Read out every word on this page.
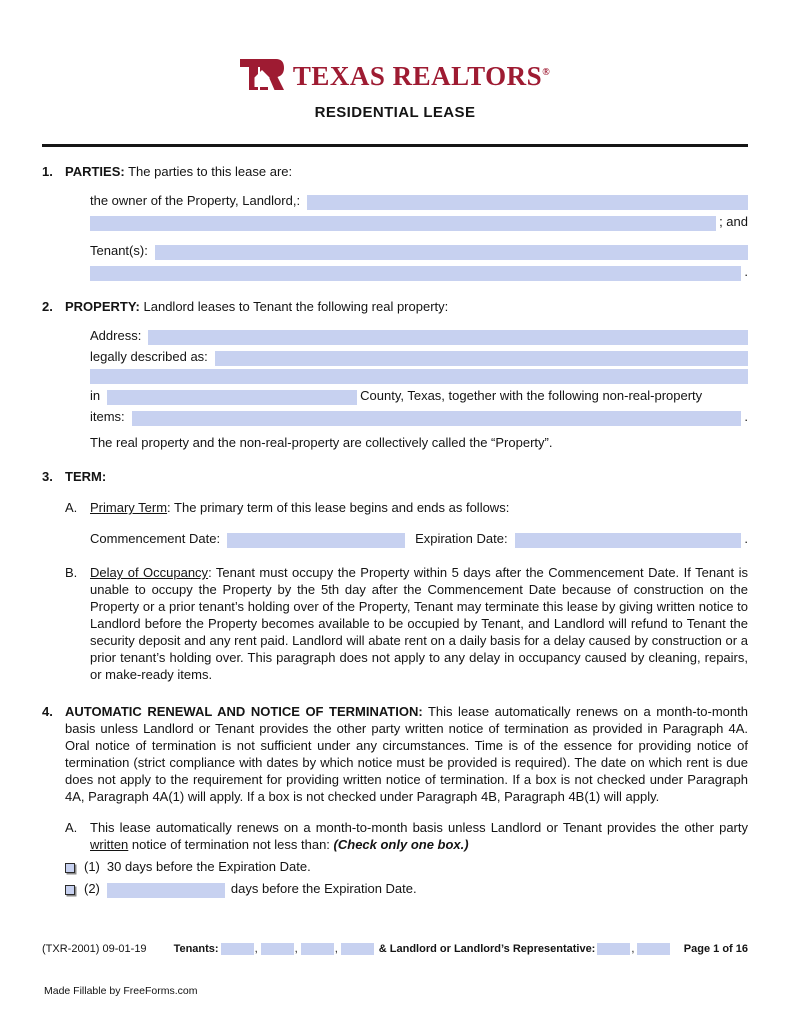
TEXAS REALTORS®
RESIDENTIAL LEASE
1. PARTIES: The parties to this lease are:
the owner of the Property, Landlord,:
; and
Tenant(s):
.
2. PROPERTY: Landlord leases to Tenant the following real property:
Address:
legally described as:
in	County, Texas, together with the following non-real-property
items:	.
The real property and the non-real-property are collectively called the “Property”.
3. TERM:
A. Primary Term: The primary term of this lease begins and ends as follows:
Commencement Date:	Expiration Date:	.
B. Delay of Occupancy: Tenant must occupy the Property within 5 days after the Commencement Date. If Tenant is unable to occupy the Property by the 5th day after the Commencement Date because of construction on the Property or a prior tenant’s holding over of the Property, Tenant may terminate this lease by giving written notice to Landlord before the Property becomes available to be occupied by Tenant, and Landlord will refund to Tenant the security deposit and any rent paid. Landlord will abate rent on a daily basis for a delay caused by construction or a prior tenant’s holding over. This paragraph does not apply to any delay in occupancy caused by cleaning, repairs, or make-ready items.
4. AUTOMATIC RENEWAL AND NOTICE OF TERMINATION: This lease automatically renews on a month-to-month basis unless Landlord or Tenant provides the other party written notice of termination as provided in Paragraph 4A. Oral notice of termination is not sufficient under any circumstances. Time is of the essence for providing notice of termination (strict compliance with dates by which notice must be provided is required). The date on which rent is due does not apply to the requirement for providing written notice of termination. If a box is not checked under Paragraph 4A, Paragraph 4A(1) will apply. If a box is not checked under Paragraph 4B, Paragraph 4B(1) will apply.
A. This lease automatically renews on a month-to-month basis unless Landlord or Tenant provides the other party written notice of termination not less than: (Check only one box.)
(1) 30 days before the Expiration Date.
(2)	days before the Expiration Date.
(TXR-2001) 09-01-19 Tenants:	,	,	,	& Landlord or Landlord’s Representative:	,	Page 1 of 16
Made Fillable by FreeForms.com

Directions for this task
Tally the lines of the listing in which the word "Expiration" occurs, and state the total alone.

The reply
3